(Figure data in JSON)
+ + + + +
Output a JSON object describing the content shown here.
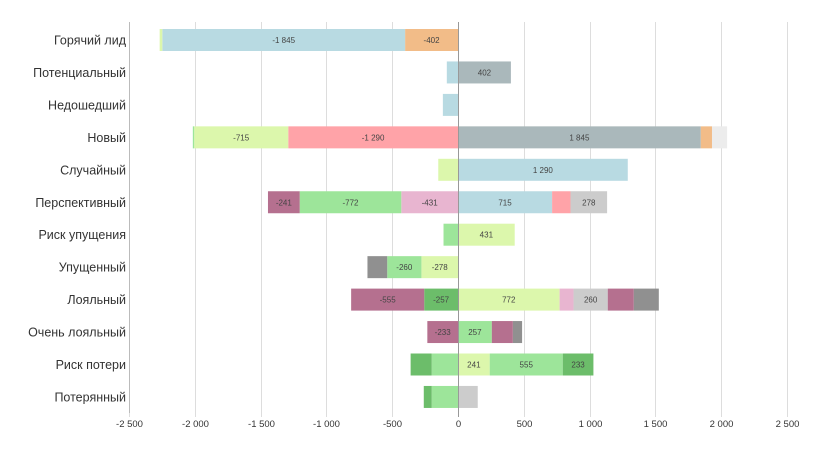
{
  "chart_data": {
    "type": "bar",
    "orientation": "horizontal",
    "stacked": true,
    "diverging": true,
    "title": "",
    "xlabel": "",
    "ylabel": "",
    "xlim": [
      -2500,
      2500
    ],
    "xticks": [
      -2500,
      -2000,
      -1500,
      -1000,
      -500,
      0,
      500,
      1000,
      1500,
      2000,
      2500
    ],
    "xtick_labels": [
      "-2 500",
      "-2 000",
      "-1 500",
      "-1 000",
      "-500",
      "0",
      "500",
      "1 000",
      "1 500",
      "2 000",
      "2 500"
    ],
    "grid": true,
    "legend": "none",
    "colors": {
      "light_blue": "#b8dae2",
      "orange": "#f2bc88",
      "grey_blue": "#aab8bb",
      "yellow_green": "#dcf7ac",
      "pink": "#ffa3a8",
      "light_grey": "#cccccc",
      "very_light_grey": "#ececec",
      "dark_grey": "#909090",
      "purple": "#b5708f",
      "light_green": "#9de59a",
      "dark_green": "#6cbd6a",
      "light_pink": "#e8b5d0"
    },
    "categories": [
      "Горячий лид",
      "Потенциальный",
      "Недошедший",
      "Новый",
      "Случайный",
      "Перспективный",
      "Риск упущения",
      "Упущенный",
      "Лояльный",
      "Очень лояльный",
      "Риск потери",
      "Потерянный"
    ],
    "rows": [
      {
        "negative": [
          {
            "value": -402,
            "color": "orange",
            "label": "-402"
          },
          {
            "value": -1845,
            "color": "light_blue",
            "label": "-1 845"
          },
          {
            "value": -20,
            "color": "yellow_green",
            "label": ""
          }
        ],
        "positive": []
      },
      {
        "negative": [
          {
            "value": -85,
            "color": "light_blue",
            "label": ""
          }
        ],
        "positive": [
          {
            "value": 402,
            "color": "grey_blue",
            "label": "402"
          }
        ]
      },
      {
        "negative": [
          {
            "value": -115,
            "color": "light_blue",
            "label": ""
          }
        ],
        "positive": []
      },
      {
        "negative": [
          {
            "value": -1290,
            "color": "pink",
            "label": "-1 290"
          },
          {
            "value": -715,
            "color": "yellow_green",
            "label": "-715"
          },
          {
            "value": -10,
            "color": "light_green",
            "label": ""
          }
        ],
        "positive": [
          {
            "value": 1845,
            "color": "grey_blue",
            "label": "1 845"
          },
          {
            "value": 85,
            "color": "orange",
            "label": ""
          },
          {
            "value": 115,
            "color": "very_light_grey",
            "label": ""
          }
        ]
      },
      {
        "negative": [
          {
            "value": -150,
            "color": "yellow_green",
            "label": ""
          }
        ],
        "positive": [
          {
            "value": 1290,
            "color": "light_blue",
            "label": "1 290"
          }
        ]
      },
      {
        "negative": [
          {
            "value": -431,
            "color": "light_pink",
            "label": "-431"
          },
          {
            "value": -772,
            "color": "light_green",
            "label": "-772"
          },
          {
            "value": -241,
            "color": "purple",
            "label": "-241"
          }
        ],
        "positive": [
          {
            "value": 715,
            "color": "light_blue",
            "label": "715"
          },
          {
            "value": 140,
            "color": "pink",
            "label": ""
          },
          {
            "value": 278,
            "color": "light_grey",
            "label": "278"
          }
        ]
      },
      {
        "negative": [
          {
            "value": -110,
            "color": "light_green",
            "label": ""
          }
        ],
        "positive": [
          {
            "value": 431,
            "color": "yellow_green",
            "label": "431"
          }
        ]
      },
      {
        "negative": [
          {
            "value": -278,
            "color": "yellow_green",
            "label": "-278"
          },
          {
            "value": -260,
            "color": "light_green",
            "label": "-260"
          },
          {
            "value": -150,
            "color": "dark_grey",
            "label": ""
          }
        ],
        "positive": []
      },
      {
        "negative": [
          {
            "value": -257,
            "color": "dark_green",
            "label": "-257"
          },
          {
            "value": -555,
            "color": "purple",
            "label": "-555"
          }
        ],
        "positive": [
          {
            "value": 772,
            "color": "yellow_green",
            "label": "772"
          },
          {
            "value": 106,
            "color": "light_pink",
            "label": ""
          },
          {
            "value": 260,
            "color": "light_grey",
            "label": "260"
          },
          {
            "value": 198,
            "color": "purple",
            "label": ""
          },
          {
            "value": 190,
            "color": "dark_grey",
            "label": ""
          }
        ]
      },
      {
        "negative": [
          {
            "value": -233,
            "color": "purple",
            "label": "-233"
          }
        ],
        "positive": [
          {
            "value": 257,
            "color": "light_green",
            "label": "257"
          },
          {
            "value": 160,
            "color": "purple",
            "label": ""
          },
          {
            "value": 70,
            "color": "dark_grey",
            "label": ""
          }
        ]
      },
      {
        "negative": [
          {
            "value": -200,
            "color": "light_green",
            "label": ""
          },
          {
            "value": -160,
            "color": "dark_green",
            "label": ""
          }
        ],
        "positive": [
          {
            "value": 241,
            "color": "yellow_green",
            "label": "241"
          },
          {
            "value": 555,
            "color": "light_green",
            "label": "555"
          },
          {
            "value": 233,
            "color": "dark_green",
            "label": "233"
          }
        ]
      },
      {
        "negative": [
          {
            "value": -200,
            "color": "light_green",
            "label": ""
          },
          {
            "value": -60,
            "color": "dark_green",
            "label": ""
          }
        ],
        "positive": [
          {
            "value": 150,
            "color": "light_grey",
            "label": ""
          }
        ]
      }
    ]
  }
}
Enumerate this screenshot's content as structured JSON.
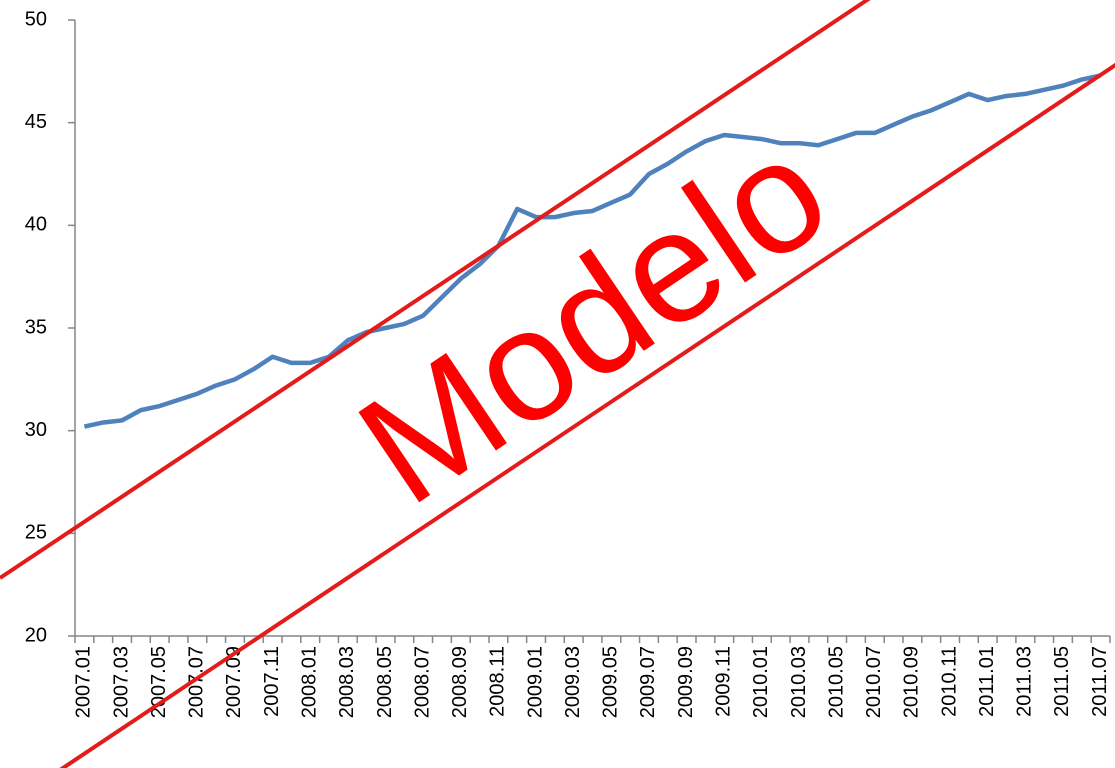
+ + + + +
Skipping the pictures, transcribe each line above exactly as it appears.

Output a JSON object describing the content shown here.
{
  "chart_data": {
    "type": "bar",
    "orientation": "horizontal",
    "stacked": true,
    "diverging": true,
    "title": "",
    "xlabel": "",
    "ylabel": "",
    "xlim": [
      -2500,
      2500
    ],
    "xticks": [
      -2500,
      -2000,
      -1500,
      -1000,
      -500,
      0,
      500,
      1000,
      1500,
      2000,
      2500
    ],
    "xtick_labels": [
      "-2 500",
      "-2 000",
      "-1 500",
      "-1 000",
      "-500",
      "0",
      "500",
      "1 000",
      "1 500",
      "2 000",
      "2 500"
    ],
    "grid": true,
    "legend": "none",
    "colors": {
      "light_blue": "#b8dae2",
      "orange": "#f2bc88",
      "grey_blue": "#aab8bb",
      "yellow_green": "#dcf7ac",
      "pink": "#ffa3a8",
      "light_grey": "#cccccc",
      "very_light_grey": "#ececec",
      "dark_grey": "#909090",
      "purple": "#b5708f",
      "light_green": "#9de59a",
      "dark_green": "#6cbd6a",
      "light_pink": "#e8b5d0"
    },
    "categories": [
      "Горячий лид",
      "Потенциальный",
      "Недошедший",
      "Новый",
      "Случайный",
      "Перспективный",
      "Риск упущения",
      "Упущенный",
      "Лояльный",
      "Очень лояльный",
      "Риск потери",
      "Потерянный"
    ],
    "rows": [
      {
        "negative": [
          {
            "value": -402,
            "color": "orange",
            "label": "-402"
          },
          {
            "value": -1845,
            "color": "light_blue",
            "label": "-1 845"
          },
          {
            "value": -20,
            "color": "yellow_green",
            "label": ""
          }
        ],
        "positive": []
      },
      {
        "negative": [
          {
            "value": -85,
            "color": "light_blue",
            "label": ""
          }
        ],
        "positive": [
          {
            "value": 402,
            "color": "grey_blue",
            "label": "402"
          }
        ]
      },
      {
        "negative": [
          {
            "value": -115,
            "color": "light_blue",
            "label": ""
          }
        ],
        "positive": []
      },
      {
        "negative": [
          {
            "value": -1290,
            "color": "pink",
            "label": "-1 290"
          },
          {
            "value": -715,
            "color": "yellow_green",
            "label": "-715"
          },
          {
            "value": -10,
            "color": "light_green",
            "label": ""
          }
        ],
        "positive": [
          {
            "value": 1845,
            "color": "grey_blue",
            "label": "1 845"
          },
          {
            "value": 85,
            "color": "orange",
            "label": ""
          },
          {
            "value": 115,
            "color": "very_light_grey",
            "label": ""
          }
        ]
      },
      {
        "negative": [
          {
            "value": -150,
            "color": "yellow_green",
            "label": ""
          }
        ],
        "positive": [
          {
            "value": 1290,
            "color": "light_blue",
            "label": "1 290"
          }
        ]
      },
      {
        "negative": [
          {
            "value": -431,
            "color": "light_pink",
            "label": "-431"
          },
          {
            "value": -772,
            "color": "light_green",
            "label": "-772"
          },
          {
            "value": -241,
            "color": "purple",
            "label": "-241"
          }
        ],
        "positive": [
          {
            "value": 715,
            "color": "light_blue",
            "label": "715"
          },
          {
            "value": 140,
            "color": "pink",
            "label": ""
          },
          {
            "value": 278,
            "color": "light_grey",
            "label": "278"
          }
        ]
      },
      {
        "negative": [
          {
            "value": -110,
            "color": "light_green",
            "label": ""
          }
        ],
        "positive": [
          {
            "value": 431,
            "color": "yellow_green",
            "label": "431"
          }
        ]
      },
      {
        "negative": [
          {
            "value": -278,
            "color": "yellow_green",
            "label": "-278"
          },
          {
            "value": -260,
            "color": "light_green",
            "label": "-260"
          },
          {
            "value": -150,
            "color": "dark_grey",
            "label": ""
          }
        ],
        "positive": []
      },
      {
        "negative": [
          {
            "value": -257,
            "color": "dark_green",
            "label": "-257"
          },
          {
            "value": -555,
            "color": "purple",
            "label": "-555"
          }
        ],
        "positive": [
          {
            "value": 772,
            "color": "yellow_green",
            "label": "772"
          },
          {
            "value": 106,
            "color": "light_pink",
            "label": ""
          },
          {
            "value": 260,
            "color": "light_grey",
            "label": "260"
          },
          {
            "value": 198,
            "color": "purple",
            "label": ""
          },
          {
            "value": 190,
            "color": "dark_grey",
            "label": ""
          }
        ]
      },
      {
        "negative": [
          {
            "value": -233,
            "color": "purple",
            "label": "-233"
          }
        ],
        "positive": [
          {
            "value": 257,
            "color": "light_green",
            "label": "257"
          },
          {
            "value": 160,
            "color": "purple",
            "label": ""
          },
          {
            "value": 70,
            "color": "dark_grey",
            "label": ""
          }
        ]
      },
      {
        "negative": [
          {
            "value": -200,
            "color": "light_green",
            "label": ""
          },
          {
            "value": -160,
            "color": "dark_green",
            "label": ""
          }
        ],
        "positive": [
          {
            "value": 241,
            "color": "yellow_green",
            "label": "241"
          },
          {
            "value": 555,
            "color": "light_green",
            "label": "555"
          },
          {
            "value": 233,
            "color": "dark_green",
            "label": "233"
          }
        ]
      },
      {
        "negative": [
          {
            "value": -200,
            "color": "light_green",
            "label": ""
          },
          {
            "value": -60,
            "color": "dark_green",
            "label": ""
          }
        ],
        "positive": [
          {
            "value": 150,
            "color": "light_grey",
            "label": ""
          }
        ]
      }
    ]
  }
}
Enumerate this screenshot's content as structured JSON.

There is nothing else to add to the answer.